- **Given task**: Below are records to repeat exactly. Omit the pictures from the copy.

[Collected data]
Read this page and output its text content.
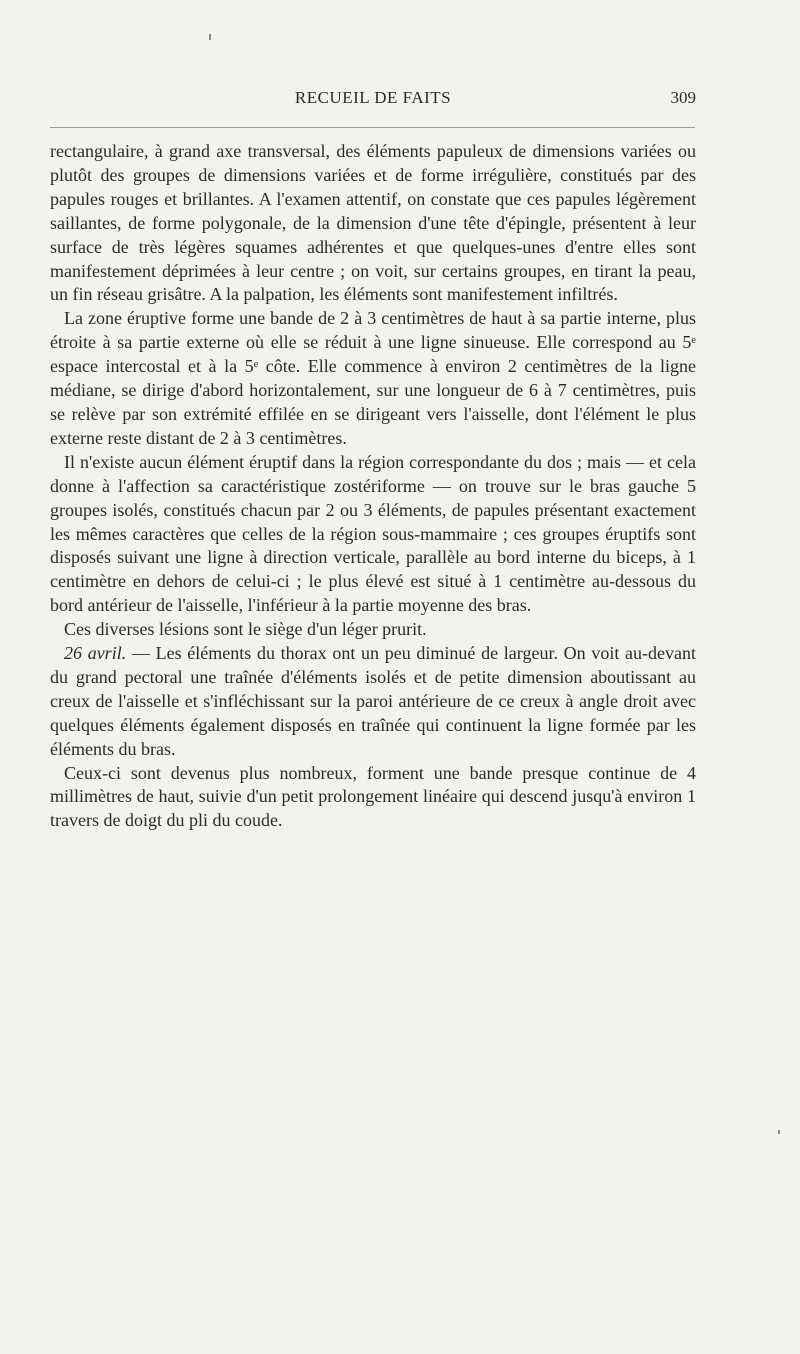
RECUEIL DE FAITS	309

rectangulaire, à grand axe transversal, des éléments papuleux de dimensions variées ou plutôt des groupes de dimensions variées et de forme irrégulière, constitués par des papules rouges et brillantes. A l'examen attentif, on constate que ces papules légèrement saillantes, de forme polygonale, de la dimension d'une tête d'épingle, présentent à leur surface de très légères squames adhérentes et que quelques-unes d'entre elles sont manifestement déprimées à leur centre ; on voit, sur certains groupes, en tirant la peau, un fin réseau grisâtre. A la palpation, les éléments sont manifestement infiltrés.

La zone éruptive forme une bande de 2 à 3 centimètres de haut à sa partie interne, plus étroite à sa partie externe où elle se réduit à une ligne sinueuse. Elle correspond au 5ᵉ espace intercostal et à la 5ᵉ côte. Elle commence à environ 2 centimètres de la ligne médiane, se dirige d'abord horizontalement, sur une longueur de 6 à 7 centimètres, puis se relève par son extrémité effilée en se dirigeant vers l'aisselle, dont l'élément le plus externe reste distant de 2 à 3 centimètres.

Il n'existe aucun élément éruptif dans la région correspondante du dos ; mais — et cela donne à l'affection sa caractéristique zostériforme — on trouve sur le bras gauche 5 groupes isolés, constitués chacun par 2 ou 3 éléments, de papules présentant exactement les mêmes caractères que celles de la région sous-mammaire ; ces groupes éruptifs sont disposés suivant une ligne à direction verticale, parallèle au bord interne du biceps, à 1 centimètre en dehors de celui-ci ; le plus élevé est situé à 1 centimètre au-dessous du bord antérieur de l'aisselle, l'inférieur à la partie moyenne des bras.

Ces diverses lésions sont le siège d'un léger prurit.

26 avril. — Les éléments du thorax ont un peu diminué de largeur. On voit au-devant du grand pectoral une traînée d'éléments isolés et de petite dimension aboutissant au creux de l'aisselle et s'infléchissant sur la paroi antérieure de ce creux à angle droit avec quelques éléments également disposés en traînée qui continuent la ligne formée par les éléments du bras.

Ceux-ci sont devenus plus nombreux, forment une bande presque continue de 4 millimètres de haut, suivie d'un petit prolongement linéaire qui descend jusqu'à environ 1 travers de doigt du pli du coude.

- **Reply**:
Read this page and output its text content.
RECUEIL DE FAITS	309

rectangulaire, à grand axe transversal, des éléments papuleux de dimensions variées ou plutôt des groupes de dimensions variées et de forme irrégulière, constitués par des papules rouges et brillantes. A l'examen attentif, on constate que ces papules légèrement saillantes, de forme polygonale, de la dimension d'une tête d'épingle, présentent à leur surface de très légères squames adhérentes et que quelques-unes d'entre elles sont manifestement déprimées à leur centre ; on voit, sur certains groupes, en tirant la peau, un fin réseau grisâtre. A la palpation, les éléments sont manifestement infiltrés.

La zone éruptive forme une bande de 2 à 3 centimètres de haut à sa partie interne, plus étroite à sa partie externe où elle se réduit à une ligne sinueuse. Elle correspond au 5ᵉ espace intercostal et à la 5ᵉ côte. Elle commence à environ 2 centimètres de la ligne médiane, se dirige d'abord horizontalement, sur une longueur de 6 à 7 centimètres, puis se relève par son extrémité effilée en se dirigeant vers l'aisselle, dont l'élément le plus externe reste distant de 2 à 3 centimètres.

Il n'existe aucun élément éruptif dans la région correspondante du dos ; mais — et cela donne à l'affection sa caractéristique zostériforme — on trouve sur le bras gauche 5 groupes isolés, constitués chacun par 2 ou 3 éléments, de papules présentant exactement les mêmes caractères que celles de la région sous-mammaire ; ces groupes éruptifs sont disposés suivant une ligne à direction verticale, parallèle au bord interne du biceps, à 1 centimètre en dehors de celui-ci ; le plus élevé est situé à 1 centimètre au-dessous du bord antérieur de l'aisselle, l'inférieur à la partie moyenne des bras.

Ces diverses lésions sont le siège d'un léger prurit.

26 avril. — Les éléments du thorax ont un peu diminué de largeur. On voit au-devant du grand pectoral une traînée d'éléments isolés et de petite dimension aboutissant au creux de l'aisselle et s'infléchissant sur la paroi antérieure de ce creux à angle droit avec quelques éléments également disposés en traînée qui continuent la ligne formée par les éléments du bras.

Ceux-ci sont devenus plus nombreux, forment une bande presque continue de 4 millimètres de haut, suivie d'un petit prolongement linéaire qui descend jusqu'à environ 1 travers de doigt du pli du coude.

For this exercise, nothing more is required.